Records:
━━━━━━━━━━━━━━━━━━━━

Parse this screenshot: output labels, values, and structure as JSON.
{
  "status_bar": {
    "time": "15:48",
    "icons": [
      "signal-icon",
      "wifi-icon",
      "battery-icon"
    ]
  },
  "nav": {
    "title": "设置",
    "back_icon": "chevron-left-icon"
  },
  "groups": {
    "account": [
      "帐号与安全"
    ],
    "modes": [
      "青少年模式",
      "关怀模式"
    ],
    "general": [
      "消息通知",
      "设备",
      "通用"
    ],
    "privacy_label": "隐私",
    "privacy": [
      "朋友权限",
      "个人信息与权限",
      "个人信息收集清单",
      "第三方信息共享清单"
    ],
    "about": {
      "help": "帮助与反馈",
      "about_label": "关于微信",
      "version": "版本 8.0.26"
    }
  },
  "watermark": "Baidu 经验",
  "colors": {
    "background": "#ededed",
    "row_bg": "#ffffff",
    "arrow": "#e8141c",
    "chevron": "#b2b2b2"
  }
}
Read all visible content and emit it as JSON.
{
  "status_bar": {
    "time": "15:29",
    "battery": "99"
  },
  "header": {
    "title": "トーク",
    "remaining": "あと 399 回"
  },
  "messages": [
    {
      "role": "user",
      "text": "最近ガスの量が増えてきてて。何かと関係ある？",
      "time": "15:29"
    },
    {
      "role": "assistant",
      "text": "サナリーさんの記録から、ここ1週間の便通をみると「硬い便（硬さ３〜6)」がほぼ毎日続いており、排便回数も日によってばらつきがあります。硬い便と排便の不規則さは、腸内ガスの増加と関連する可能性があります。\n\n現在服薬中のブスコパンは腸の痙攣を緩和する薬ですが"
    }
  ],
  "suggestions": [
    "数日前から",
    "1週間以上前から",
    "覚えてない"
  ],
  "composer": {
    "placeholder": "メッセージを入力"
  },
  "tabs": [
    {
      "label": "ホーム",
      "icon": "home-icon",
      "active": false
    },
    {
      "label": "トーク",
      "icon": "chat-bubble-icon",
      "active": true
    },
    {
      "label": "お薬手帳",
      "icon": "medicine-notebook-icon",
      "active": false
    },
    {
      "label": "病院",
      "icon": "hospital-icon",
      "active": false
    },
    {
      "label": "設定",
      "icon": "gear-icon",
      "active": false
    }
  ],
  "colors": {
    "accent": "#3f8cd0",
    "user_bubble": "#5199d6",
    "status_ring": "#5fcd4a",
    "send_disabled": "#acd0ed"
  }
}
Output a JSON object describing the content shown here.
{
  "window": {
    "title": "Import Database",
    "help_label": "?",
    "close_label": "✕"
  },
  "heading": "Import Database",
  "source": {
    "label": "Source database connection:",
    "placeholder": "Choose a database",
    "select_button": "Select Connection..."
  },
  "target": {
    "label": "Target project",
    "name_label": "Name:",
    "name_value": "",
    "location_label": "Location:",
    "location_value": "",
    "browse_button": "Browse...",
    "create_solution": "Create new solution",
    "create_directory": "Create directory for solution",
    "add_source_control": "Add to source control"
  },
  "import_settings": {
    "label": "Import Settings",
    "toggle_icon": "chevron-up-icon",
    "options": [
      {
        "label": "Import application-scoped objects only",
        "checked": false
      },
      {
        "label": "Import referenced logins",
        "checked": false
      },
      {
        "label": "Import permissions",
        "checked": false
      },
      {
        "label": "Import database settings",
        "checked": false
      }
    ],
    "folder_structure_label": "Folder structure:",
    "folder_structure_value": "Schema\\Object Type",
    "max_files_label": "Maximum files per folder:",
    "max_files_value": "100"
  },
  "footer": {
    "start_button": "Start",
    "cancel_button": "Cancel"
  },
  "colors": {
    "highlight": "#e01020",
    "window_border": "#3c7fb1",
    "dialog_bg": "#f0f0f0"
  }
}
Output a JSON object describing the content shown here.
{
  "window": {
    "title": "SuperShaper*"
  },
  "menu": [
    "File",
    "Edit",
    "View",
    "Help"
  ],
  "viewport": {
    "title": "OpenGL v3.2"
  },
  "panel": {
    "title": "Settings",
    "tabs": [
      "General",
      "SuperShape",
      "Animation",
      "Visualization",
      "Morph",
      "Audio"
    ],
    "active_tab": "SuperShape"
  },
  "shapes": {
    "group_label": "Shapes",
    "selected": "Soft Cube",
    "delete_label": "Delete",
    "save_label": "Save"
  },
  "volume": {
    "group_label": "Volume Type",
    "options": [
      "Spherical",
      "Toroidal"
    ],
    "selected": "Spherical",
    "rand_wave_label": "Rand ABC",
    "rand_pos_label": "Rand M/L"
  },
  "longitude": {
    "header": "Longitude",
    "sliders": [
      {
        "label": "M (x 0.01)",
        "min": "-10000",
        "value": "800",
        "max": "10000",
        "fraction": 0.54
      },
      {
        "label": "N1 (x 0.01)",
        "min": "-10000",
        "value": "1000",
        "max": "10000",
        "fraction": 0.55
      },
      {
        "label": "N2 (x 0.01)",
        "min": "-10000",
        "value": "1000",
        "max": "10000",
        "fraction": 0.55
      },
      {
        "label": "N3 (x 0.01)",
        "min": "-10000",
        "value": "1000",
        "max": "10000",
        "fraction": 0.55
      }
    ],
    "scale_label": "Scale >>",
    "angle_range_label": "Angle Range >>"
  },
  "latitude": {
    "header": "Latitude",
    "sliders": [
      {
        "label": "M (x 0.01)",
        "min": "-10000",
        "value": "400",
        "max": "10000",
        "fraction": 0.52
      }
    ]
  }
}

━━━━━━━━━━━━━━━━━━━━

Set down the listing in full, keeping every word exactly as it is.

● The response:
Parse this screenshot: output labels, values, and structure as JSON.
{
  "status_bar": {
    "time": "15:48",
    "icons": [
      "signal-icon",
      "wifi-icon",
      "battery-icon"
    ]
  },
  "nav": {
    "title": "设置",
    "back_icon": "chevron-left-icon"
  },
  "groups": {
    "account": [
      "帐号与安全"
    ],
    "modes": [
      "青少年模式",
      "关怀模式"
    ],
    "general": [
      "消息通知",
      "设备",
      "通用"
    ],
    "privacy_label": "隐私",
    "privacy": [
      "朋友权限",
      "个人信息与权限",
      "个人信息收集清单",
      "第三方信息共享清单"
    ],
    "about": {
      "help": "帮助与反馈",
      "about_label": "关于微信",
      "version": "版本 8.0.26"
    }
  },
  "watermark": "Baidu 经验",
  "colors": {
    "background": "#ededed",
    "row_bg": "#ffffff",
    "arrow": "#e8141c",
    "chevron": "#b2b2b2"
  }
}
Read all visible content and emit it as JSON.
{
  "status_bar": {
    "time": "15:29",
    "battery": "99"
  },
  "header": {
    "title": "トーク",
    "remaining": "あと 399 回"
  },
  "messages": [
    {
      "role": "user",
      "text": "最近ガスの量が増えてきてて。何かと関係ある？",
      "time": "15:29"
    },
    {
      "role": "assistant",
      "text": "サナリーさんの記録から、ここ1週間の便通をみると「硬い便（硬さ３〜6)」がほぼ毎日続いており、排便回数も日によってばらつきがあります。硬い便と排便の不規則さは、腸内ガスの増加と関連する可能性があります。\n\n現在服薬中のブスコパンは腸の痙攣を緩和する薬ですが"
    }
  ],
  "suggestions": [
    "数日前から",
    "1週間以上前から",
    "覚えてない"
  ],
  "composer": {
    "placeholder": "メッセージを入力"
  },
  "tabs": [
    {
      "label": "ホーム",
      "icon": "home-icon",
      "active": false
    },
    {
      "label": "トーク",
      "icon": "chat-bubble-icon",
      "active": true
    },
    {
      "label": "お薬手帳",
      "icon": "medicine-notebook-icon",
      "active": false
    },
    {
      "label": "病院",
      "icon": "hospital-icon",
      "active": false
    },
    {
      "label": "設定",
      "icon": "gear-icon",
      "active": false
    }
  ],
  "colors": {
    "accent": "#3f8cd0",
    "user_bubble": "#5199d6",
    "status_ring": "#5fcd4a",
    "send_disabled": "#acd0ed"
  }
}
Output a JSON object describing the content shown here.
{
  "window": {
    "title": "Import Database",
    "help_label": "?",
    "close_label": "✕"
  },
  "heading": "Import Database",
  "source": {
    "label": "Source database connection:",
    "placeholder": "Choose a database",
    "select_button": "Select Connection..."
  },
  "target": {
    "label": "Target project",
    "name_label": "Name:",
    "name_value": "",
    "location_label": "Location:",
    "location_value": "",
    "browse_button": "Browse...",
    "create_solution": "Create new solution",
    "create_directory": "Create directory for solution",
    "add_source_control": "Add to source control"
  },
  "import_settings": {
    "label": "Import Settings",
    "toggle_icon": "chevron-up-icon",
    "options": [
      {
        "label": "Import application-scoped objects only",
        "checked": false
      },
      {
        "label": "Import referenced logins",
        "checked": false
      },
      {
        "label": "Import permissions",
        "checked": false
      },
      {
        "label": "Import database settings",
        "checked": false
      }
    ],
    "folder_structure_label": "Folder structure:",
    "folder_structure_value": "Schema\\Object Type",
    "max_files_label": "Maximum files per folder:",
    "max_files_value": "100"
  },
  "footer": {
    "start_button": "Start",
    "cancel_button": "Cancel"
  },
  "colors": {
    "highlight": "#e01020",
    "window_border": "#3c7fb1",
    "dialog_bg": "#f0f0f0"
  }
}
Output a JSON object describing the content shown here.
{
  "window": {
    "title": "SuperShaper*"
  },
  "menu": [
    "File",
    "Edit",
    "View",
    "Help"
  ],
  "viewport": {
    "title": "OpenGL v3.2"
  },
  "panel": {
    "title": "Settings",
    "tabs": [
      "General",
      "SuperShape",
      "Animation",
      "Visualization",
      "Morph",
      "Audio"
    ],
    "active_tab": "SuperShape"
  },
  "shapes": {
    "group_label": "Shapes",
    "selected": "Soft Cube",
    "delete_label": "Delete",
    "save_label": "Save"
  },
  "volume": {
    "group_label": "Volume Type",
    "options": [
      "Spherical",
      "Toroidal"
    ],
    "selected": "Spherical",
    "rand_wave_label": "Rand ABC",
    "rand_pos_label": "Rand M/L"
  },
  "longitude": {
    "header": "Longitude",
    "sliders": [
      {
        "label": "M (x 0.01)",
        "min": "-10000",
        "value": "800",
        "max": "10000",
        "fraction": 0.54
      },
      {
        "label": "N1 (x 0.01)",
        "min": "-10000",
        "value": "1000",
        "max": "10000",
        "fraction": 0.55
      },
      {
        "label": "N2 (x 0.01)",
        "min": "-10000",
        "value": "1000",
        "max": "10000",
        "fraction": 0.55
      },
      {
        "label": "N3 (x 0.01)",
        "min": "-10000",
        "value": "1000",
        "max": "10000",
        "fraction": 0.55
      }
    ],
    "scale_label": "Scale >>",
    "angle_range_label": "Angle Range >>"
  },
  "latitude": {
    "header": "Latitude",
    "sliders": [
      {
        "label": "M (x 0.01)",
        "min": "-10000",
        "value": "400",
        "max": "10000",
        "fraction": 0.52
      }
    ]
  }
}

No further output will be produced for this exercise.